** start Information supplied **

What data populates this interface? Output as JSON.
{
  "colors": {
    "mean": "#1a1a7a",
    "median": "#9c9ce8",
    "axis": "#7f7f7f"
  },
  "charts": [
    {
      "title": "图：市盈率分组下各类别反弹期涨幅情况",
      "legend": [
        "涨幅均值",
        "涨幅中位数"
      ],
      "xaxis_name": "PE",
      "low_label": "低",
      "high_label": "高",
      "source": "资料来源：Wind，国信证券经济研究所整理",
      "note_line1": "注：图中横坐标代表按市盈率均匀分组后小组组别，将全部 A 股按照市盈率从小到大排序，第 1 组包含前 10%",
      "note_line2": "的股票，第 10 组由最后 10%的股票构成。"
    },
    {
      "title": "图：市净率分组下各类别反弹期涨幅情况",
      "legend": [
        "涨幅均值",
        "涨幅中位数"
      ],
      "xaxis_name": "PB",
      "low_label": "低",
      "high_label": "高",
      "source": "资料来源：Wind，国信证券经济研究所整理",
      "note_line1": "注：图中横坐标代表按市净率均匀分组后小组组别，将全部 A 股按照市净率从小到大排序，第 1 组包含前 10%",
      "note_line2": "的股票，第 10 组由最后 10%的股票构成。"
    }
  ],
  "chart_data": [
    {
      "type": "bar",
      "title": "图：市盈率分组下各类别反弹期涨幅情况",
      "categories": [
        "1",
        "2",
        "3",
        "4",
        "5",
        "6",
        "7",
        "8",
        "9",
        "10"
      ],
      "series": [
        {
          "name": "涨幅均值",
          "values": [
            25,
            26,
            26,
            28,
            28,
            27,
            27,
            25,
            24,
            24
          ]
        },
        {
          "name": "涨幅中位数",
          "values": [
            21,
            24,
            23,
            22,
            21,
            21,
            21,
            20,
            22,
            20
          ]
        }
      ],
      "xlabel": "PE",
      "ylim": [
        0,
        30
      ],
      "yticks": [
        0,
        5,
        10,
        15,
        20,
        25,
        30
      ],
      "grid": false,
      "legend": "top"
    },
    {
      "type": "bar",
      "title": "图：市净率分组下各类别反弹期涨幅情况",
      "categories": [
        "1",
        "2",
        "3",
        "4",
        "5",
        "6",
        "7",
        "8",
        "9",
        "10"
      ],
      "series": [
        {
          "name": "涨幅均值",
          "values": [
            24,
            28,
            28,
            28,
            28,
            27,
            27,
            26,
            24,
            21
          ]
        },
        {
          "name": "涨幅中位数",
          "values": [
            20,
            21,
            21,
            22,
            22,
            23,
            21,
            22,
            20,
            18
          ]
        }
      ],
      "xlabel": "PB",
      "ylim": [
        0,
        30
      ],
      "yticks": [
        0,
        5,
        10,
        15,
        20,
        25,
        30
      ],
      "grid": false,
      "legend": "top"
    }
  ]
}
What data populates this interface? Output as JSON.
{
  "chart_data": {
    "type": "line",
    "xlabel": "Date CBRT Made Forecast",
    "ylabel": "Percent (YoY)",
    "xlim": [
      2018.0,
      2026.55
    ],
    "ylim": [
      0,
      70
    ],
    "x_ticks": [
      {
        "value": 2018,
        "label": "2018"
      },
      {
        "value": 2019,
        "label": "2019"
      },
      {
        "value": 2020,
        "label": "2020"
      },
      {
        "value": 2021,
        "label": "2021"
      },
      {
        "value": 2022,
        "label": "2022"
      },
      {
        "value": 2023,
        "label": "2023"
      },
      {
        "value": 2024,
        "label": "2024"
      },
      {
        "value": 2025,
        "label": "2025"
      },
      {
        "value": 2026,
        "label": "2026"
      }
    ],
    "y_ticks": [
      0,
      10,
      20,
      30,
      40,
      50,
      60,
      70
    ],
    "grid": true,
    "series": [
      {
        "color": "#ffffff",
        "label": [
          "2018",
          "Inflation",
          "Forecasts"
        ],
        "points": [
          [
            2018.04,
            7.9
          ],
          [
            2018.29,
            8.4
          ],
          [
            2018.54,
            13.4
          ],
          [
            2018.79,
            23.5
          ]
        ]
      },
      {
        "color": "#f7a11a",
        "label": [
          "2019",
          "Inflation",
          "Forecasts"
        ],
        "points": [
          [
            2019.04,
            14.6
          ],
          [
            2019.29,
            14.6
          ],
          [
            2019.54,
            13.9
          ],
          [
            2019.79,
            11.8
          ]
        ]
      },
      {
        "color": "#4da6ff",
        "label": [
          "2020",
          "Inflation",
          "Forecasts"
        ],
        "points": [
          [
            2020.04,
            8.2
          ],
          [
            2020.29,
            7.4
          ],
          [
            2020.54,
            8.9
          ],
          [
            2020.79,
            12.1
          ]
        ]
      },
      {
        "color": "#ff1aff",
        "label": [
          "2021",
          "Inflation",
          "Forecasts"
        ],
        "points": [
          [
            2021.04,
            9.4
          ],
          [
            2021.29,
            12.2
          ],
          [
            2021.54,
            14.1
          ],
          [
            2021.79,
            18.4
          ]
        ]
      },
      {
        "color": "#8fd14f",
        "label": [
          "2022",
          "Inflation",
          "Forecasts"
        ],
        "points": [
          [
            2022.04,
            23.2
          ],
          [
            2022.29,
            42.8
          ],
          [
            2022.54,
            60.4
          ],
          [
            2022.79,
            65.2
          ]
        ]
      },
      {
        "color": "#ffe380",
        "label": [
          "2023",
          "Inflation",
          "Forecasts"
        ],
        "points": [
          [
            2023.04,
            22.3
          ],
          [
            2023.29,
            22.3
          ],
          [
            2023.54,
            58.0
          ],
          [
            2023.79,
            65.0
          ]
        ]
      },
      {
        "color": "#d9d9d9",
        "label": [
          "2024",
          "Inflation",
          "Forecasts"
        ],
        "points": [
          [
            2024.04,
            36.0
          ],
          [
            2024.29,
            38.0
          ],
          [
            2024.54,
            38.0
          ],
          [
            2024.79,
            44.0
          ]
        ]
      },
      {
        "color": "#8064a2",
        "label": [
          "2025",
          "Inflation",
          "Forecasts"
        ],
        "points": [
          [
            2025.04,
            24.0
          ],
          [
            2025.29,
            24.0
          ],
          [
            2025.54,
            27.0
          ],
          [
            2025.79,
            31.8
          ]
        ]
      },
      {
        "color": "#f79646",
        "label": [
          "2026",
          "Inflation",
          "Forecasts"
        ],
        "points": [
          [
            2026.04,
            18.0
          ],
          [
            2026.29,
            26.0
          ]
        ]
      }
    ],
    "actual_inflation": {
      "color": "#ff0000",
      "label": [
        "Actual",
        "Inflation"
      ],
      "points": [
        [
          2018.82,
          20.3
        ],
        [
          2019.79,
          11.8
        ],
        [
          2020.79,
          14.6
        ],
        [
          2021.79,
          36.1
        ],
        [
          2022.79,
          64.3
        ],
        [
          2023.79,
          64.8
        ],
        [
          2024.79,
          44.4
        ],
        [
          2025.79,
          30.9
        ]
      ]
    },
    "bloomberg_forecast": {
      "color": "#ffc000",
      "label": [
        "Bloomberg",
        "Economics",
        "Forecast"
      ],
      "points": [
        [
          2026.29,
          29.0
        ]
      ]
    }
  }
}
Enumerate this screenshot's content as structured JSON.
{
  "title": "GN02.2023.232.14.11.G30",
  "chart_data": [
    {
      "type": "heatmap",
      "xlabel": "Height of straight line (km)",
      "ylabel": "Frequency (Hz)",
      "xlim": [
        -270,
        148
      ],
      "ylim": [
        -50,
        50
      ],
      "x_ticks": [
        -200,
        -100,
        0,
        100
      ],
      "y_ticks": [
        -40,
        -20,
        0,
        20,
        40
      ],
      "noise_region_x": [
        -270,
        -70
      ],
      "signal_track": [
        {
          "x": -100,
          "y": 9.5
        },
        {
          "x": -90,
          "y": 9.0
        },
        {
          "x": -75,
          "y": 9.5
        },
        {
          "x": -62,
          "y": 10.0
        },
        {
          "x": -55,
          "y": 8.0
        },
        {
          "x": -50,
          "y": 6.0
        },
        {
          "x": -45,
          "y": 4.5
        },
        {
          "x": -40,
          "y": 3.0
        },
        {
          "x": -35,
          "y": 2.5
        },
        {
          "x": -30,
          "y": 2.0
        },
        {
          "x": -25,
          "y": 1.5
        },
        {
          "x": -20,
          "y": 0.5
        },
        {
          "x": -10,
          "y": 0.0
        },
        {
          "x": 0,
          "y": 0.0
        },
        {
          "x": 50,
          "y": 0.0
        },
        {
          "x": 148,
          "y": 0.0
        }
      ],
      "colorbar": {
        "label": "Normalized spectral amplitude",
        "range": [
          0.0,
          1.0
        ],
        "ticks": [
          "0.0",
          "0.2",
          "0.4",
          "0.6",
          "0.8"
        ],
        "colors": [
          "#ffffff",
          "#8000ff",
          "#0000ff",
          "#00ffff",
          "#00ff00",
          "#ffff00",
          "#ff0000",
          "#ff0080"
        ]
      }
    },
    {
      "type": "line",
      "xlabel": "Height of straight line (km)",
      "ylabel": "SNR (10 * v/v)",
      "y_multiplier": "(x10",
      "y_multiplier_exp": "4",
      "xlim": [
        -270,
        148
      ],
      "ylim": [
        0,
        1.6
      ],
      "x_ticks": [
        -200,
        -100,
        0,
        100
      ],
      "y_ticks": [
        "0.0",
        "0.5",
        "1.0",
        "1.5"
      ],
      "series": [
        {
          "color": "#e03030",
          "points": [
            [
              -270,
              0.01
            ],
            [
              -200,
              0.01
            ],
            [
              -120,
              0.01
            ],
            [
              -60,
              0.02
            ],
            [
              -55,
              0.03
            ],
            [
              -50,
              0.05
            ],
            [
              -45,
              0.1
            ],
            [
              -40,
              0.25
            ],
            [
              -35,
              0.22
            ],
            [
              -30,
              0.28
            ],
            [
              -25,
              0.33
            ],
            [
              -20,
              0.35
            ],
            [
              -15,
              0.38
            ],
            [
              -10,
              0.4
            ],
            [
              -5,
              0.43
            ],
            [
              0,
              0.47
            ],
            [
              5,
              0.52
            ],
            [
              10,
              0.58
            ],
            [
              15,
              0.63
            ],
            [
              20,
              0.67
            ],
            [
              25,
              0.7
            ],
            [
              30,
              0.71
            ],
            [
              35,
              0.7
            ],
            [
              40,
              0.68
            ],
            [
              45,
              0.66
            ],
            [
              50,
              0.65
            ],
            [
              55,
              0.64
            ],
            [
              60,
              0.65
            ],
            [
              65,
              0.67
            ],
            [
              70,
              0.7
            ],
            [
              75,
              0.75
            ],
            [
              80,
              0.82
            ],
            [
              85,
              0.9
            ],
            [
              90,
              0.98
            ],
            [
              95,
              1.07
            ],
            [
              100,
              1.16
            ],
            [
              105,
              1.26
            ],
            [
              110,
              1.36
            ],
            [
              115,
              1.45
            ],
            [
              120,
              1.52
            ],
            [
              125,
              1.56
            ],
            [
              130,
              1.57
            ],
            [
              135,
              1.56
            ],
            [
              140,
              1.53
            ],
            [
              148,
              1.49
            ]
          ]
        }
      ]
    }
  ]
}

** end Information supplied **

*The request*: Pull every line containing the word "xlabel" out of the entries above.

*Reply*:
      "xlabel": "PE",
      "xlabel": "PB",
    "xlabel": "Date CBRT Made Forecast",
      "xlabel": "Height of straight line (km)",
      "xlabel": "Height of straight line (km)",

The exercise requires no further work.